WHAT IS REQUIRED:
Which lines contain the string "from"? Please list every one of them.

DATA FOR THE TASK:
☆ ☆ ☆ ☆ ☆
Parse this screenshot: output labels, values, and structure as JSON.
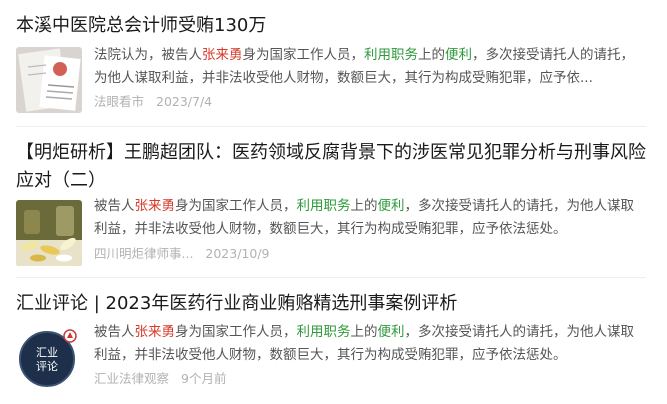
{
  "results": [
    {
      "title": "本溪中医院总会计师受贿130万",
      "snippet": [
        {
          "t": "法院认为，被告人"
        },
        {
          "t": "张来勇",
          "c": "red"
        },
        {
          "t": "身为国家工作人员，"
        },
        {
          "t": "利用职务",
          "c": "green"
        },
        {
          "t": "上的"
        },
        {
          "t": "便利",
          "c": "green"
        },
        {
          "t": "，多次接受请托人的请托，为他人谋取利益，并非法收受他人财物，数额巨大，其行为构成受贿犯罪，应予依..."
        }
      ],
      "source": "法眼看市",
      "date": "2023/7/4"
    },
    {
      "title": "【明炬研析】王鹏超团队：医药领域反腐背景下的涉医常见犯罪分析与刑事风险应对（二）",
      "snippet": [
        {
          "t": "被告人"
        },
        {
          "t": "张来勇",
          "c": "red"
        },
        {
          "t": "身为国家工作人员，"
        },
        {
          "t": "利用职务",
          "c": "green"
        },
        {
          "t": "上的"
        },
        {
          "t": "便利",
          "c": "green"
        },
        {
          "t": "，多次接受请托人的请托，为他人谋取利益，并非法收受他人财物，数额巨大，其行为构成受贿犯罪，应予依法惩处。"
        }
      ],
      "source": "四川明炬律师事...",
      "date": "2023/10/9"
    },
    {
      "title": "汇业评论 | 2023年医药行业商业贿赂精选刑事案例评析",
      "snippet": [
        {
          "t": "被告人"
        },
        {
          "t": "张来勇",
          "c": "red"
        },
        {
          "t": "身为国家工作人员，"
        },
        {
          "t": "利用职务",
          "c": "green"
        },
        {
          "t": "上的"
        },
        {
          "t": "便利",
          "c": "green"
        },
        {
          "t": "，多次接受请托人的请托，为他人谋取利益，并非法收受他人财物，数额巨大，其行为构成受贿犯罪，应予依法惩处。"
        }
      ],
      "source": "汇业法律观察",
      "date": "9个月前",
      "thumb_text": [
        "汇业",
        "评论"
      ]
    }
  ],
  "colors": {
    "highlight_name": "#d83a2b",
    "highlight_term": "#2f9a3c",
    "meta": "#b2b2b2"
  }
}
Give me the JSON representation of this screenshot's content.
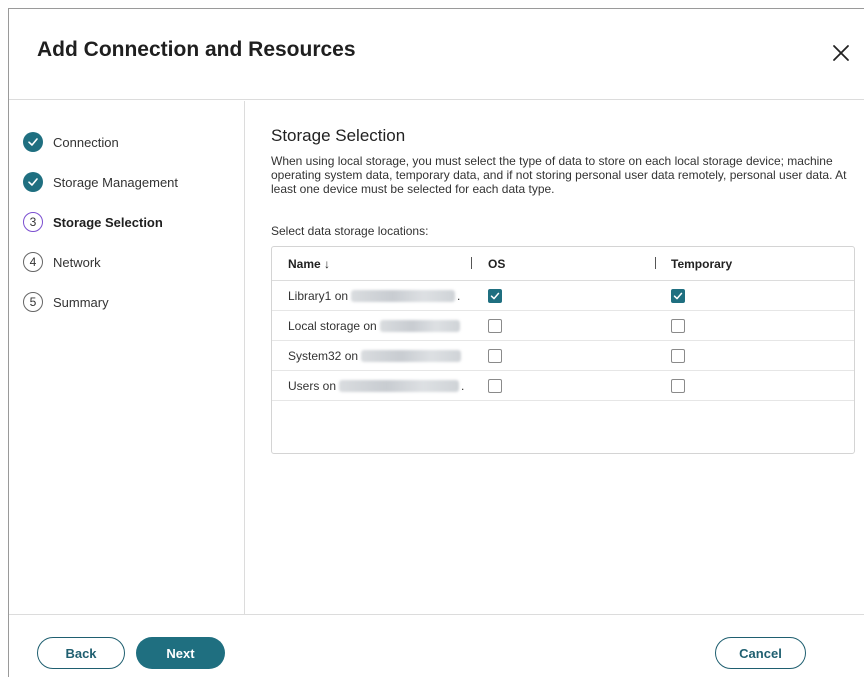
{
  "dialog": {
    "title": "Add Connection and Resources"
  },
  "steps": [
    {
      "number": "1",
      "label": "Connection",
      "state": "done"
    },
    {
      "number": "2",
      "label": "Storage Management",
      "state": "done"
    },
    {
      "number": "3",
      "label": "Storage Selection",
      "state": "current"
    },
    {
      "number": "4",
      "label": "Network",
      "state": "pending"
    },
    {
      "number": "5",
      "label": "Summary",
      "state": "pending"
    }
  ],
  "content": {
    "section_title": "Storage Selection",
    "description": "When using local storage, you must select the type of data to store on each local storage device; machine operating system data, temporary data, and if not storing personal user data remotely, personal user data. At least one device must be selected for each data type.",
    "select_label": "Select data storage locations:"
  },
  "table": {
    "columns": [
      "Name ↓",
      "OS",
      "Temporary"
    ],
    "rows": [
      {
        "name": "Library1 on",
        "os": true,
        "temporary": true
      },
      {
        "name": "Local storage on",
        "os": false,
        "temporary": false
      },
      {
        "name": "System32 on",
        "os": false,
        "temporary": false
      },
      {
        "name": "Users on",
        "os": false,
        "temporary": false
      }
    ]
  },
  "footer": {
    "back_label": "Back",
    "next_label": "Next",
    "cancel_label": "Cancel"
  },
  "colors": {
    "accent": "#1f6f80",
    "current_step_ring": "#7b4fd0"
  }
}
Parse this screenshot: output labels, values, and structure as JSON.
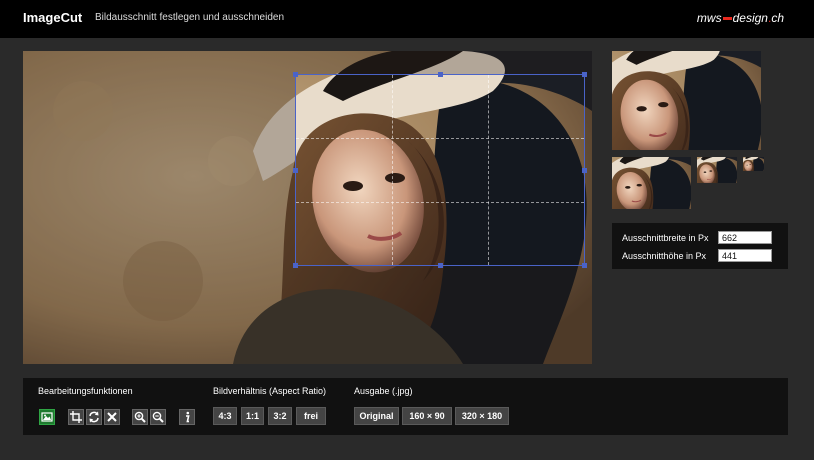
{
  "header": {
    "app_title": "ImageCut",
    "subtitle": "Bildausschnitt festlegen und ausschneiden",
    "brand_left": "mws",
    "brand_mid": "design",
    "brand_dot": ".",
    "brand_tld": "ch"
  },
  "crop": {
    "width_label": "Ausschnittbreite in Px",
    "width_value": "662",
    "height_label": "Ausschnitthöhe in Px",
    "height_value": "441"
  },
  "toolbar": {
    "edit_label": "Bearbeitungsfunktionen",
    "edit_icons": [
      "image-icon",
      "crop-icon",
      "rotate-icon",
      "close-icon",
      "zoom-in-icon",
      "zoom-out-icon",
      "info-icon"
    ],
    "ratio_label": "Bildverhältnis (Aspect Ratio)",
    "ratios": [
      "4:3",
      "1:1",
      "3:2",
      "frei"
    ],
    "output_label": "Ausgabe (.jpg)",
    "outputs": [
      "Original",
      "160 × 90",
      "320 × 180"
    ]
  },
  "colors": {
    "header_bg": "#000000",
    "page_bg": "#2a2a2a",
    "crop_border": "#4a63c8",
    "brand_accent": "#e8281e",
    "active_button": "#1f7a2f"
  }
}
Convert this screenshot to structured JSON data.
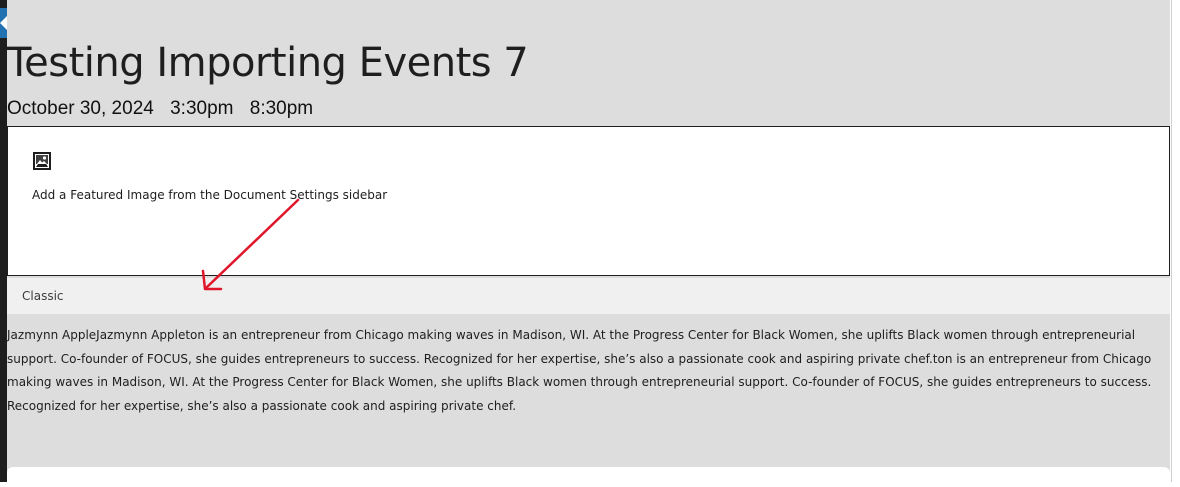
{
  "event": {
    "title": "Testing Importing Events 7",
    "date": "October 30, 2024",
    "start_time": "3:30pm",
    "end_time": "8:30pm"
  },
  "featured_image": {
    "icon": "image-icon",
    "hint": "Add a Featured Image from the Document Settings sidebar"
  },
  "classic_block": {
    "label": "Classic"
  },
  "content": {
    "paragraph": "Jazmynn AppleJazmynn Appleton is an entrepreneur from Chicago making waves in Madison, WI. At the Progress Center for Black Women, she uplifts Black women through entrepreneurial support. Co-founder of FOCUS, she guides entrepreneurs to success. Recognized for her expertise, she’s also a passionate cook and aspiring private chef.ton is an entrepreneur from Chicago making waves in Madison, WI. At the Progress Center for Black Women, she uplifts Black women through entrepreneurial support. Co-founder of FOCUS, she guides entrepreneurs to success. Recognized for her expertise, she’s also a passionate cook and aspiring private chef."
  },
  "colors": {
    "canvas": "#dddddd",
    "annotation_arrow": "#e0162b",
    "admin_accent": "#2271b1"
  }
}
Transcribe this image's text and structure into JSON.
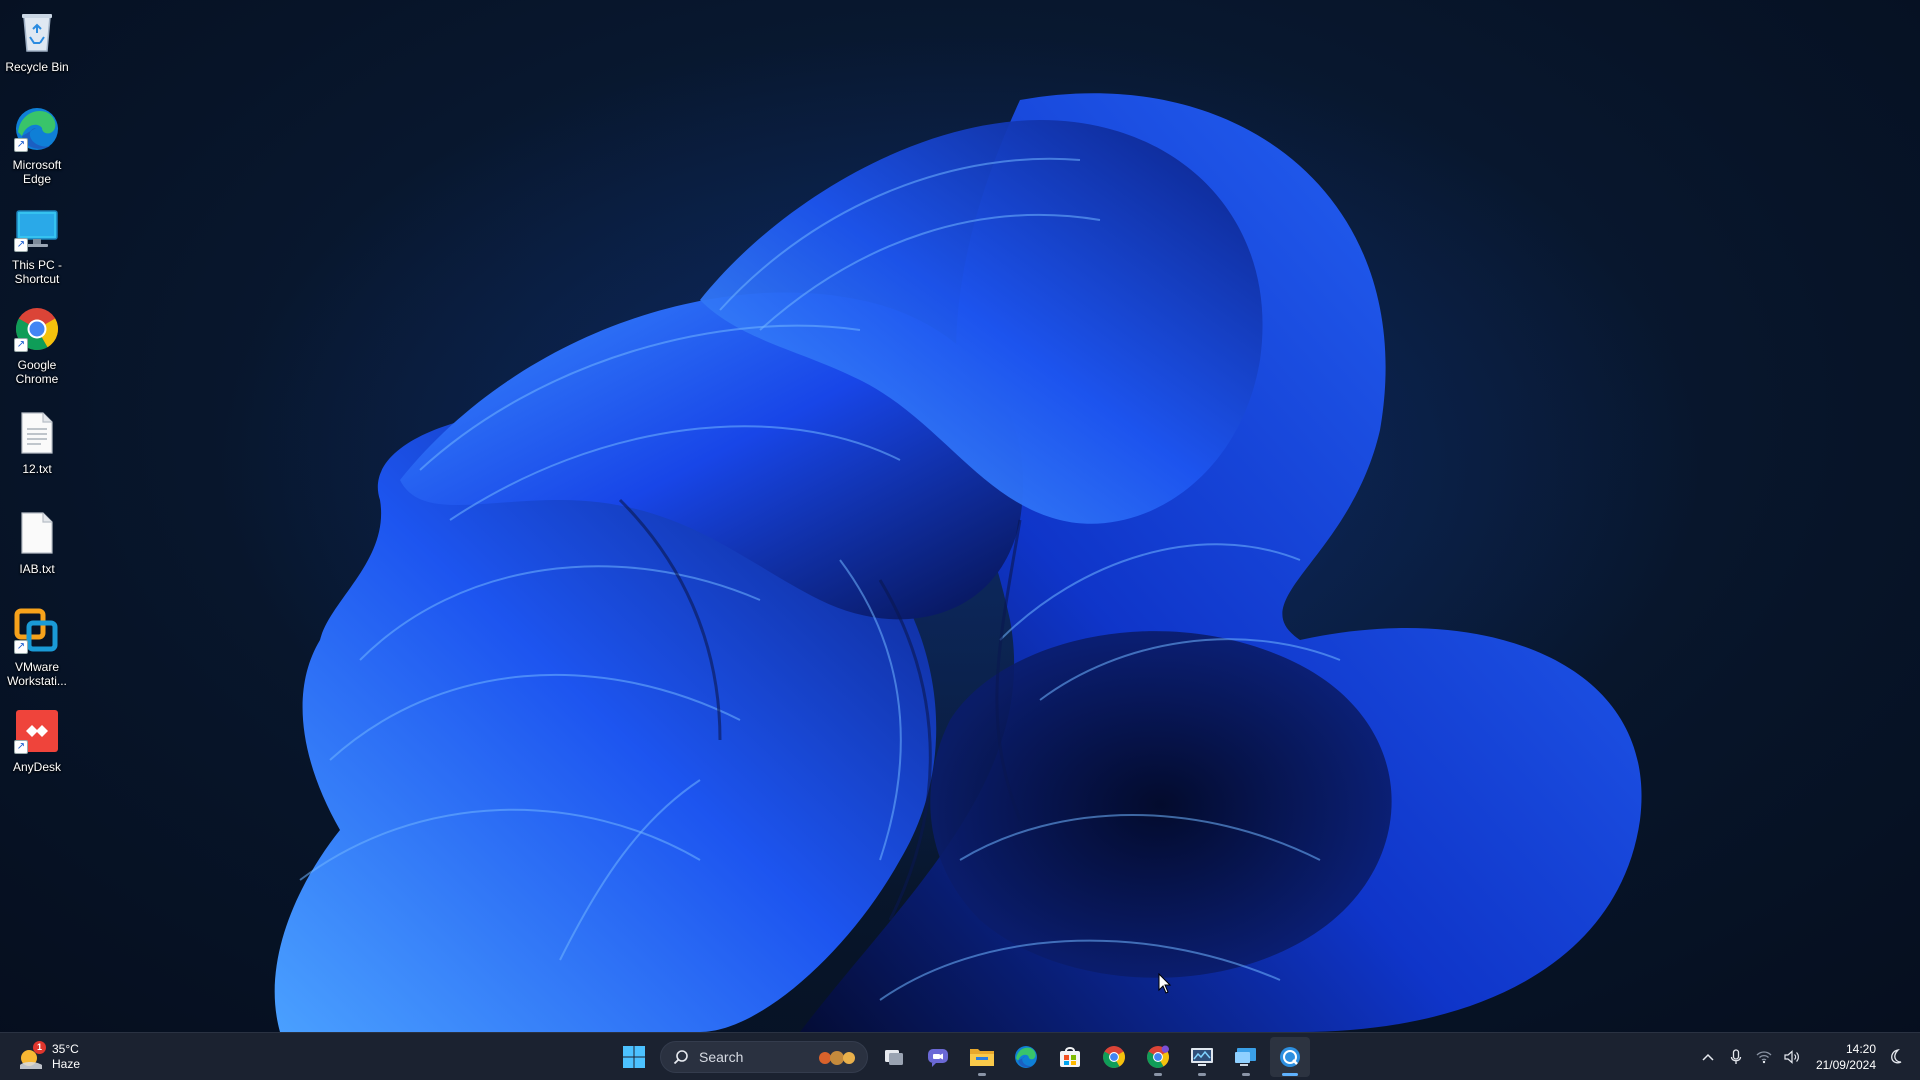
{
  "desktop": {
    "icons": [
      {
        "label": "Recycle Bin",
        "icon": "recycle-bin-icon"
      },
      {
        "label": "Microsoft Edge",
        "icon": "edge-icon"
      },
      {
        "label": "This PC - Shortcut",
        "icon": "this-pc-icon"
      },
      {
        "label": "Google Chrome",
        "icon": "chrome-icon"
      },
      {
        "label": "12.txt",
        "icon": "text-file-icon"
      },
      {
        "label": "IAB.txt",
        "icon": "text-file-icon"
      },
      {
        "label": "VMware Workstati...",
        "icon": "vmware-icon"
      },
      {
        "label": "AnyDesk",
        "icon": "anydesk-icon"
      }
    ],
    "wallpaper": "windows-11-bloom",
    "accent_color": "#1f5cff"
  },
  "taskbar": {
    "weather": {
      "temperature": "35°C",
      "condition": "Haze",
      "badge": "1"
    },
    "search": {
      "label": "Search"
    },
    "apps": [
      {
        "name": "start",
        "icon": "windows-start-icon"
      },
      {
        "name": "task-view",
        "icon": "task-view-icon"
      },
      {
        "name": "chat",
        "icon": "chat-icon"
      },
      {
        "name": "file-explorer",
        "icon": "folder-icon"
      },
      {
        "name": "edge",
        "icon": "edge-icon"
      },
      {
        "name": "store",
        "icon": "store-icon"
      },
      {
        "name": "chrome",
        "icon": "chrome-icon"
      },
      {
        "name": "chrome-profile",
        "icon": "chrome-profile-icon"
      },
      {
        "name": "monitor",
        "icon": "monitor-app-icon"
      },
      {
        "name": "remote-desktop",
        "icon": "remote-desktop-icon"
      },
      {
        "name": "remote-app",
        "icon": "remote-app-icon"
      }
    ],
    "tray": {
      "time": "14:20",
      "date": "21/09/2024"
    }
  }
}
☆ ☆ ☆ ☆ ☆
CORRECT RESULT:
    "hint": "Add a Featured Image from the Document Settings sidebar"
    "paragraph": "Jazmynn AppleJazmynn Appleton is an entrepreneur from Chicago making waves in Madison, WI. At the Progress Center for Black Women, she uplifts Black women through entrepreneurial support. Co-founder of FOCUS, she guides entrepreneurs to success. Recognized for her expertise, she’s also a passionate cook and aspiring private chef.ton is an entrepreneur from Chicago making waves in Madison, WI. At the Progress Center for Black Women, she uplifts Black women through entrepreneurial support. Co-founder of FOCUS, she guides entrepreneurs to success. Recognized for her expertise, she’s also a passionate cook and aspiring private chef."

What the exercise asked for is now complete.